++++ Provided information
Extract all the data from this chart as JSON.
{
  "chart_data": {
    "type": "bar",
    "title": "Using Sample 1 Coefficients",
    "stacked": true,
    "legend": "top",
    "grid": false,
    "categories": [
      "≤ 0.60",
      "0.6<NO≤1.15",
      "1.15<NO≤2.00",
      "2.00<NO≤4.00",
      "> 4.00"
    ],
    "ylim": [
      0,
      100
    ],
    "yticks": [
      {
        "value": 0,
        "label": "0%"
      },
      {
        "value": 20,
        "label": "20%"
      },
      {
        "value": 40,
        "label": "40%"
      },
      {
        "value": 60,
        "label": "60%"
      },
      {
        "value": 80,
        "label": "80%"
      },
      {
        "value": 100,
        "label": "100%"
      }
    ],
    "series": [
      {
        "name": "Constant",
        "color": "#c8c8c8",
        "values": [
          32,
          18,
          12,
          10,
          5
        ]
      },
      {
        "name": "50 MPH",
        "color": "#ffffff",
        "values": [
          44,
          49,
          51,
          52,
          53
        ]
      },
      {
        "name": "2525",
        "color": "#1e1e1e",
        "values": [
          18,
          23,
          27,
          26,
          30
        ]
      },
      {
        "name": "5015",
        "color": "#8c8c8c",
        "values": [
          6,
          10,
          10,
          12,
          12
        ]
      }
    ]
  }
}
++++++++
Which lines above contain the word "name"? Copy each of them.

        "name": "Constant",
        "name": "50 MPH",
        "name": "2525",
        "name": "5015",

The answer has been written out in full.